# EXERCISE REQUIREMENTS
Make an exact copy of the entries below.

# INPUT
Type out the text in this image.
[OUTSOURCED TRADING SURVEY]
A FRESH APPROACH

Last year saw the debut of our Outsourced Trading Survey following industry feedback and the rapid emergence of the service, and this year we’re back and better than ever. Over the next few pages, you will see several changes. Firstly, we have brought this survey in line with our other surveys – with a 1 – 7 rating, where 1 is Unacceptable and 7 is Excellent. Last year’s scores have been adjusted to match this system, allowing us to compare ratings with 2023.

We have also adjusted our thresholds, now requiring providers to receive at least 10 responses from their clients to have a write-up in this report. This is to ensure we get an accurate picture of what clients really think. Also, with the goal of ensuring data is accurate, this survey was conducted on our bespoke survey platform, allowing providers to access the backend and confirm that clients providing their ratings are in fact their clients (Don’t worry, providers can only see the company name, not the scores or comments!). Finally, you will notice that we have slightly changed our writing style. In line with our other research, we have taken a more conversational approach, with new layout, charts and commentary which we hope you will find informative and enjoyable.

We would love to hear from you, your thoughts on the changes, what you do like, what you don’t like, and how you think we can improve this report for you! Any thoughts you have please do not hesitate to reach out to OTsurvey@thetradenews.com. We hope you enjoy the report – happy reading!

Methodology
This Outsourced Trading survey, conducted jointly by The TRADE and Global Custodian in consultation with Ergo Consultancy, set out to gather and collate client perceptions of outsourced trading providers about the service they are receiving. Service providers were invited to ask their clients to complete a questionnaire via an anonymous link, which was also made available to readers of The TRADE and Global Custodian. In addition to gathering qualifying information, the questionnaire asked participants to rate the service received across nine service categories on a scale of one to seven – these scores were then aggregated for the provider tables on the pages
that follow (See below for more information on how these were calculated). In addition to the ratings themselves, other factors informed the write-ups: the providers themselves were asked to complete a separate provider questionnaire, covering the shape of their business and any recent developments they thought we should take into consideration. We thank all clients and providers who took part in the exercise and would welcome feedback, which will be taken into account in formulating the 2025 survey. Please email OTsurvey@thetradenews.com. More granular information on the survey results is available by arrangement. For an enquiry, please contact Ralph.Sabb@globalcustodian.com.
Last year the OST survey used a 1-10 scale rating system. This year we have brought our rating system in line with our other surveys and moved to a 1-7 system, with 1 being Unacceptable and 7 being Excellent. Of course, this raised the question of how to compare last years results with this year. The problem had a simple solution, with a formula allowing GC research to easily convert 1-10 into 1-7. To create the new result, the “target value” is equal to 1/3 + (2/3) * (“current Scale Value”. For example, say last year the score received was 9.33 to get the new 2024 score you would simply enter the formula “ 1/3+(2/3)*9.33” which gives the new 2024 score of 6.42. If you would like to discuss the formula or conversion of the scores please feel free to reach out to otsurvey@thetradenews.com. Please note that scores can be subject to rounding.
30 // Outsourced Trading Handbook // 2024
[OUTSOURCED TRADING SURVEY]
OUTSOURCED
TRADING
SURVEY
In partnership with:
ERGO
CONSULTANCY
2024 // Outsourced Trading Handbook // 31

# EXERCISE ANSWER
Type out the text in this image.
[OUTSOURCED TRADING SURVEY]
A FRESH APPROACH

Last year saw the debut of our Outsourced Trading Survey following industry feedback and the rapid emergence of the service, and this year we’re back and better than ever. Over the next few pages, you will see several changes. Firstly, we have brought this survey in line with our other surveys – with a 1 – 7 rating, where 1 is Unacceptable and 7 is Excellent. Last year’s scores have been adjusted to match this system, allowing us to compare ratings with 2023.

We have also adjusted our thresholds, now requiring providers to receive at least 10 responses from their clients to have a write-up in this report. This is to ensure we get an accurate picture of what clients really think. Also, with the goal of ensuring data is accurate, this survey was conducted on our bespoke survey platform, allowing providers to access the backend and confirm that clients providing their ratings are in fact their clients (Don’t worry, providers can only see the company name, not the scores or comments!). Finally, you will notice that we have slightly changed our writing style. In line with our other research, we have taken a more conversational approach, with new layout, charts and commentary which we hope you will find informative and enjoyable.

We would love to hear from you, your thoughts on the changes, what you do like, what you don’t like, and how you think we can improve this report for you! Any thoughts you have please do not hesitate to reach out to OTsurvey@thetradenews.com. We hope you enjoy the report – happy reading!

Methodology
This Outsourced Trading survey, conducted jointly by The TRADE and Global Custodian in consultation with Ergo Consultancy, set out to gather and collate client perceptions of outsourced trading providers about the service they are receiving. Service providers were invited to ask their clients to complete a questionnaire via an anonymous link, which was also made available to readers of The TRADE and Global Custodian. In addition to gathering qualifying information, the questionnaire asked participants to rate the service received across nine service categories on a scale of one to seven – these scores were then aggregated for the provider tables on the pages
that follow (See below for more information on how these were calculated). In addition to the ratings themselves, other factors informed the write-ups: the providers themselves were asked to complete a separate provider questionnaire, covering the shape of their business and any recent developments they thought we should take into consideration. We thank all clients and providers who took part in the exercise and would welcome feedback, which will be taken into account in formulating the 2025 survey. Please email OTsurvey@thetradenews.com. More granular information on the survey results is available by arrangement. For an enquiry, please contact Ralph.Sabb@globalcustodian.com.
Last year the OST survey used a 1-10 scale rating system. This year we have brought our rating system in line with our other surveys and moved to a 1-7 system, with 1 being Unacceptable and 7 being Excellent. Of course, this raised the question of how to compare last years results with this year. The problem had a simple solution, with a formula allowing GC research to easily convert 1-10 into 1-7. To create the new result, the “target value” is equal to 1/3 + (2/3) * (“current Scale Value”. For example, say last year the score received was 9.33 to get the new 2024 score you would simply enter the formula “ 1/3+(2/3)*9.33” which gives the new 2024 score of 6.42. If you would like to discuss the formula or conversion of the scores please feel free to reach out to otsurvey@thetradenews.com. Please note that scores can be subject to rounding.
30 // Outsourced Trading Handbook // 2024
[OUTSOURCED TRADING SURVEY]
OUTSOURCED
TRADING
SURVEY
In partnership with:
ERGO
CONSULTANCY
2024 // Outsourced Trading Handbook // 31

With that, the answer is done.